---------- Record set ----------
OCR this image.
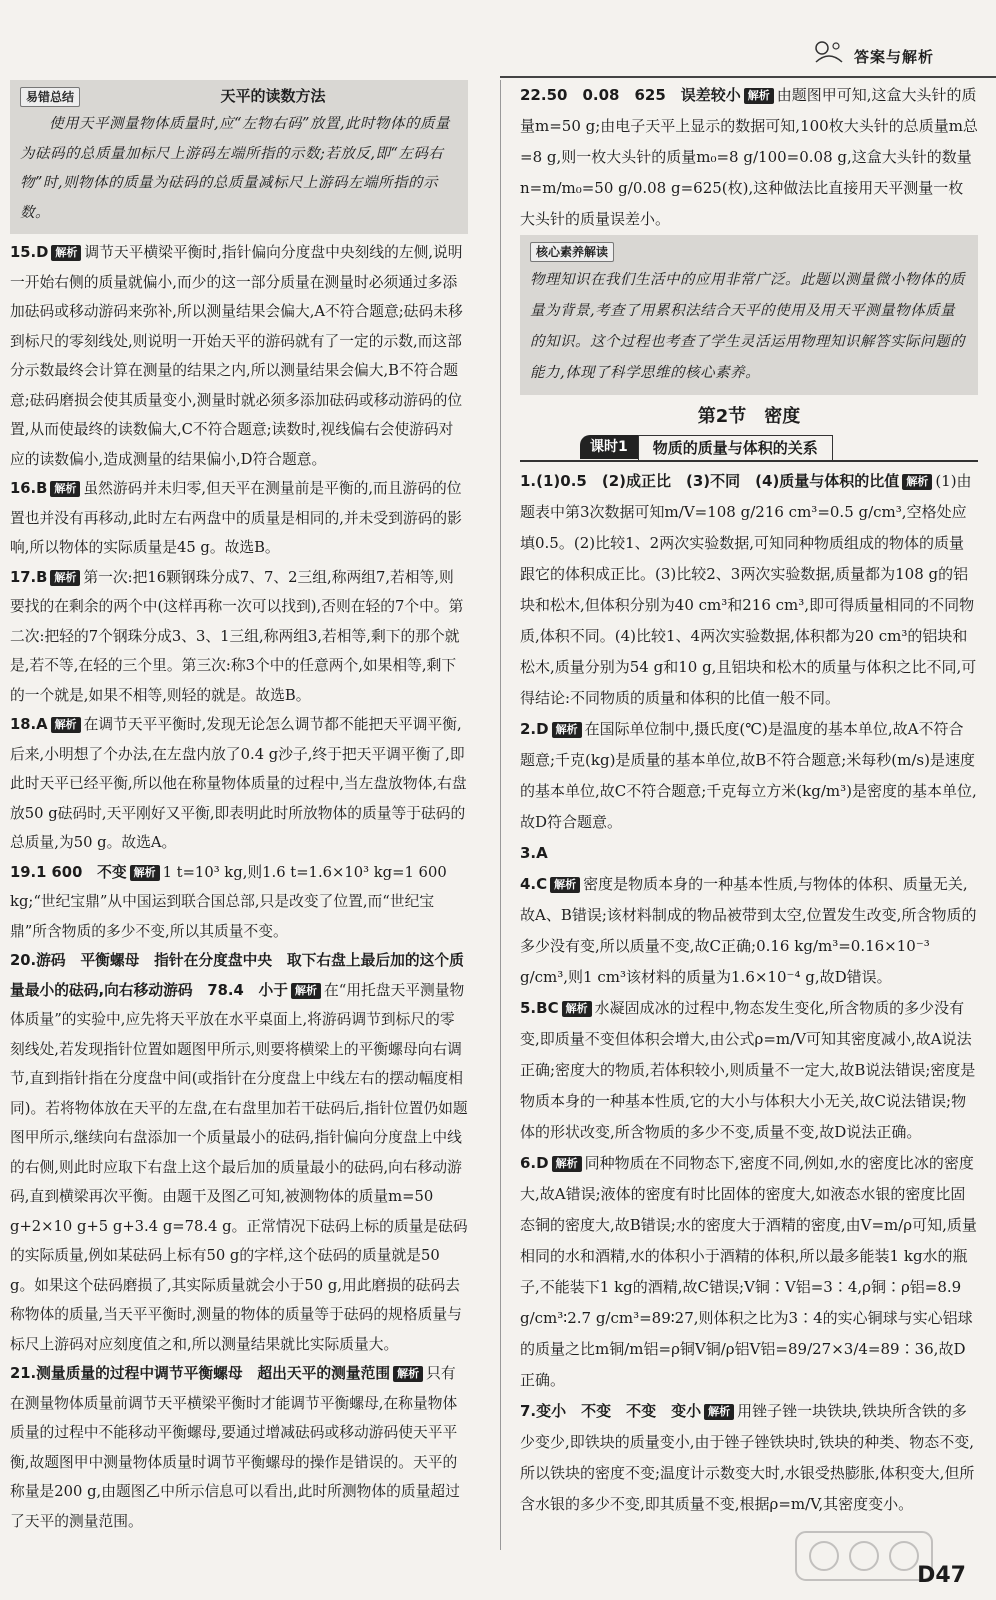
答案与解析
易错总结	天平的读数方法
使用天平测量物体质量时,应“左物右码”放置,此时物体的质量为砝码的总质量加标尺上游码左端所指的示数;若放反,即“左码右物”时,则物体的质量为砝码的总质量减标尺上游码左端所指的示数。

15.D 解析 调节天平横梁平衡时,指针偏向分度盘中央刻线的左侧,说明一开始右侧的质量就偏小,而少的这一部分质量在测量时必须通过多添加砝码或移动游码来弥补,所以测量结果会偏大,A不符合题意;砝码未移到标尺的零刻线处,则说明一开始天平的游码就有了一定的示数,而这部分示数最终会计算在测量的结果之内,所以测量结果会偏大,B不符合题意;砝码磨损会使其质量变小,测量时就必须多添加砝码或移动游码的位置,从而使最终的读数偏大,C不符合题意;读数时,视线偏右会使游码对应的读数偏小,造成测量的结果偏小,D符合题意。

16.B 解析 虽然游码并未归零,但天平在测量前是平衡的,而且游码的位置也并没有再移动,此时左右两盘中的质量是相同的,并未受到游码的影响,所以物体的实际质量是45 g。故选B。

17.B 解析 第一次:把16颗钢珠分成7、7、2三组,称两组7,若相等,则要找的在剩余的两个中(这样再称一次可以找到),否则在轻的7个中。第二次:把轻的7个钢珠分成3、3、1三组,称两组3,若相等,剩下的那个就是,若不等,在轻的三个里。第三次:称3个中的任意两个,如果相等,剩下的一个就是,如果不相等,则轻的就是。故选B。

18.A 解析 在调节天平平衡时,发现无论怎么调节都不能把天平调平衡,后来,小明想了个办法,在左盘内放了0.4 g沙子,终于把天平调平衡了,即此时天平已经平衡,所以他在称量物体质量的过程中,当左盘放物体,右盘放50 g砝码时,天平刚好又平衡,即表明此时所放物体的质量等于砝码的总质量,为50 g。故选A。

19.1 600　不变 解析 1 t=10³ kg,则1.6 t=1.6×10³ kg=1 600 kg;“世纪宝鼎”从中国运到联合国总部,只是改变了位置,而“世纪宝鼎”所含物质的多少不变,所以其质量不变。

20.游码　平衡螺母　指针在分度盘中央　取下右盘上最后加的这个质量最小的砝码,向右移动游码　78.4　小于 解析 在“用托盘天平测量物体质量”的实验中,应先将天平放在水平桌面上,将游码调节到标尺的零刻线处,若发现指针位置如题图甲所示,则要将横梁上的平衡螺母向右调节,直到指针指在分度盘中间(或指针在分度盘上中线左右的摆动幅度相同)。若将物体放在天平的左盘,在右盘里加若干砝码后,指针位置仍如题图甲所示,继续向右盘添加一个质量最小的砝码,指针偏向分度盘上中线的右侧,则此时应取下右盘上这个最后加的质量最小的砝码,向右移动游码,直到横梁再次平衡。由题干及图乙可知,被测物体的质量m=50 g+2×10 g+5 g+3.4 g=78.4 g。正常情况下砝码上标的质量是砝码的实际质量,例如某砝码上标有50 g的字样,这个砝码的质量就是50 g。如果这个砝码磨损了,其实际质量就会小于50 g,用此磨损的砝码去称物体的质量,当天平平衡时,测量的物体的质量等于砝码的规格质量与标尺上游码对应刻度值之和,所以测量结果就比实际质量大。

21.测量质量的过程中调节平衡螺母　超出天平的测量范围 解析 只有在测量物体质量前调节天平横梁平衡时才能调节平衡螺母,在称量物体质量的过程中不能移动平衡螺母,要通过增减砝码或移动游码使天平平衡,故题图甲中测量物体质量时调节平衡螺母的操作是错误的。天平的称量是200 g,由题图乙中所示信息可以看出,此时所测物体的质量超过了天平的测量范围。

22.50　0.08　625　误差较小 解析 由题图甲可知,这盒大头针的质量m=50 g;由电子天平上显示的数据可知,100枚大头针的总质量m总=8 g,则一枚大头针的质量m₀=8 g/100=0.08 g,这盒大头针的数量n=m/m₀=50 g/0.08 g=625(枚),这种做法比直接用天平测量一枚大头针的质量误差小。

核心素养解读
物理知识在我们生活中的应用非常广泛。此题以测量微小物体的质量为背景,考查了用累积法结合天平的使用及用天平测量物体质量的知识。这个过程也考查了学生灵活运用物理知识解答实际问题的能力,体现了科学思维的核心素养。
第2节　密度
课时1	物质的质量与体积的关系

1.(1)0.5　(2)成正比　(3)不同　(4)质量与体积的比值 解析 (1)由题表中第3次数据可知m/V=108 g/216 cm³=0.5 g/cm³,空格处应填0.5。(2)比较1、2两次实验数据,可知同种物质组成的物体的质量跟它的体积成正比。(3)比较2、3两次实验数据,质量都为108 g的铝块和松木,但体积分别为40 cm³和216 cm³,即可得质量相同的不同物质,体积不同。(4)比较1、4两次实验数据,体积都为20 cm³的铝块和松木,质量分别为54 g和10 g,且铝块和松木的质量与体积之比不同,可得结论:不同物质的质量和体积的比值一般不同。

2.D 解析 在国际单位制中,摄氏度(℃)是温度的基本单位,故A不符合题意;千克(kg)是质量的基本单位,故B不符合题意;米每秒(m/s)是速度的基本单位,故C不符合题意;千克每立方米(kg/m³)是密度的基本单位,故D符合题意。

3.A

4.C 解析 密度是物质本身的一种基本性质,与物体的体积、质量无关,故A、B错误;该材料制成的物品被带到太空,位置发生改变,所含物质的多少没有变,所以质量不变,故C正确;0.16 kg/m³=0.16×10⁻³ g/cm³,则1 cm³该材料的质量为1.6×10⁻⁴ g,故D错误。

5.BC 解析 水凝固成冰的过程中,物态发生变化,所含物质的多少没有变,即质量不变但体积会增大,由公式ρ=m/V可知其密度减小,故A说法正确;密度大的物质,若体积较小,则质量不一定大,故B说法错误;密度是物质本身的一种基本性质,它的大小与体积大小无关,故C说法错误;物体的形状改变,所含物质的多少不变,质量不变,故D说法正确。

6.D 解析 同种物质在不同物态下,密度不同,例如,水的密度比冰的密度大,故A错误;液体的密度有时比固体的密度大,如液态水银的密度比固态铜的密度大,故B错误;水的密度大于酒精的密度,由V=m/ρ可知,质量相同的水和酒精,水的体积小于酒精的体积,所以最多能装1 kg水的瓶子,不能装下1 kg的酒精,故C错误;V铜∶V铝=3∶4,ρ铜∶ρ铝=8.9 g/cm³∶2.7 g/cm³=89∶27,则体积之比为3∶4的实心铜球与实心铝球的质量之比m铜/m铝=ρ铜V铜/ρ铝V铝=89/27×3/4=89∶36,故D正确。

7.变小　不变　不变　变小 解析 用锉子锉一块铁块,铁块所含铁的多少变少,即铁块的质量变小,由于锉子锉铁块时,铁块的种类、物态不变,所以铁块的密度不变;温度计示数变大时,水银受热膨胀,体积变大,但所含水银的多少不变,即其质量不变,根据ρ=m/V,其密度变小。

D47
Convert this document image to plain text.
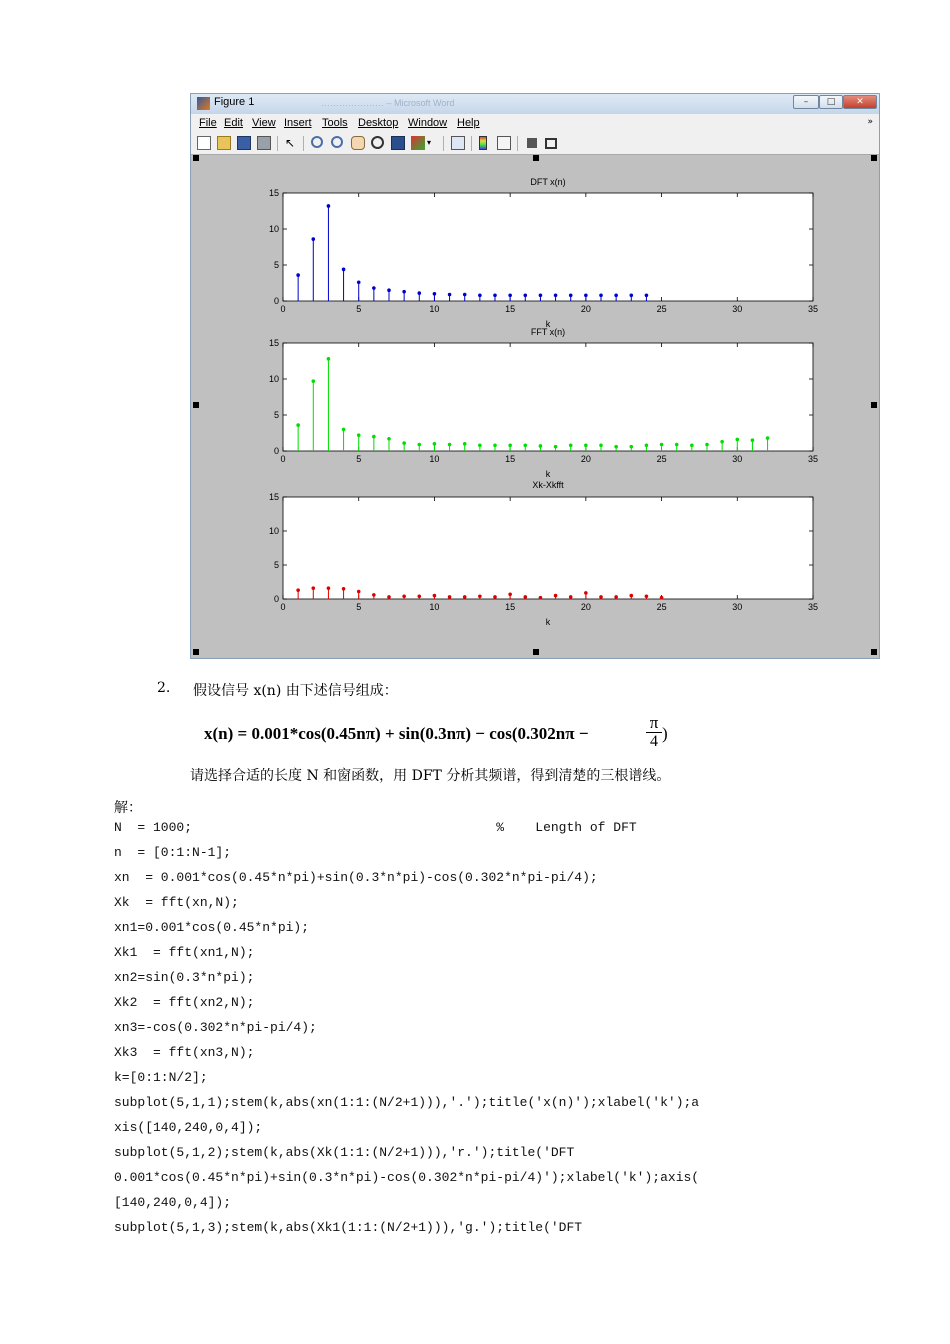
Figure 1	………………… – Microsoft Word	–	□	✕
File Edit View Insert Tools Desktop Window Help	»
↖	▾
0	5	10	15	20	25	30	35
0
5
10
15
DFT x(n)
k
0	5	10	15	20	25	30	35
0
5
10
15
FFT x(n)
k
0	5	10	15	20	25	30	35
0
5
10
15
Xk-Xkfft
k
2. 假设信号 x(n) 由下述信号组成：
x(n) = 0.001*cos(0.45nπ) + sin(0.3nπ) − cos(0.302nπ −	$\frac{\pi}{4}$ )
请选择合适的长度 N 和窗函数，用 DFT 分析其频谱，得到清楚的三根谱线。
解：
N  = 1000;                                       %    Length of DFT
n  = [0:1:N-1];
xn  = 0.001*cos(0.45*n*pi)+sin(0.3*n*pi)-cos(0.302*n*pi-pi/4);
Xk  = fft(xn,N);
xn1=0.001*cos(0.45*n*pi);
Xk1  = fft(xn1,N);
xn2=sin(0.3*n*pi);
Xk2  = fft(xn2,N);
xn3=-cos(0.302*n*pi-pi/4);
Xk3  = fft(xn3,N);
k=[0:1:N/2];
subplot(5,1,1);stem(k,abs(xn(1:1:(N/2+1))),'.');title('x(n)');xlabel('k');a
xis([140,240,0,4]);
subplot(5,1,2);stem(k,abs(Xk(1:1:(N/2+1))),'r.');title('DFT
0.001*cos(0.45*n*pi)+sin(0.3*n*pi)-cos(0.302*n*pi-pi/4)');xlabel('k');axis(
[140,240,0,4]);
subplot(5,1,3);stem(k,abs(Xk1(1:1:(N/2+1))),'g.');title('DFT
----------
Exercise: Reproduce word for word the lines running from the line with "Convert this document image to plain text." through the end of the data, both included, and nothing else; leave out the pictures.

Solution to the problem:
Convert this document image to plain text.
Figure 1	………………… – Microsoft Word	–	□	✕
File Edit View Insert Tools Desktop Window Help	»
↖	▾
0	5	10	15	20	25	30	35
0
5
10
15
DFT x(n)
k
0	5	10	15	20	25	30	35
0
5
10
15
FFT x(n)
k
0	5	10	15	20	25	30	35
0
5
10
15
Xk-Xkfft
k
2. 假设信号 x(n) 由下述信号组成：
x(n) = 0.001*cos(0.45nπ) + sin(0.3nπ) − cos(0.302nπ −	$\frac{\pi}{4}$ )
请选择合适的长度 N 和窗函数，用 DFT 分析其频谱，得到清楚的三根谱线。
解：
N  = 1000;                                       %    Length of DFT
n  = [0:1:N-1];
xn  = 0.001*cos(0.45*n*pi)+sin(0.3*n*pi)-cos(0.302*n*pi-pi/4);
Xk  = fft(xn,N);
xn1=0.001*cos(0.45*n*pi);
Xk1  = fft(xn1,N);
xn2=sin(0.3*n*pi);
Xk2  = fft(xn2,N);
xn3=-cos(0.302*n*pi-pi/4);
Xk3  = fft(xn3,N);
k=[0:1:N/2];
subplot(5,1,1);stem(k,abs(xn(1:1:(N/2+1))),'.');title('x(n)');xlabel('k');a
xis([140,240,0,4]);
subplot(5,1,2);stem(k,abs(Xk(1:1:(N/2+1))),'r.');title('DFT
0.001*cos(0.45*n*pi)+sin(0.3*n*pi)-cos(0.302*n*pi-pi/4)');xlabel('k');axis(
[140,240,0,4]);
subplot(5,1,3);stem(k,abs(Xk1(1:1:(N/2+1))),'g.');title('DFT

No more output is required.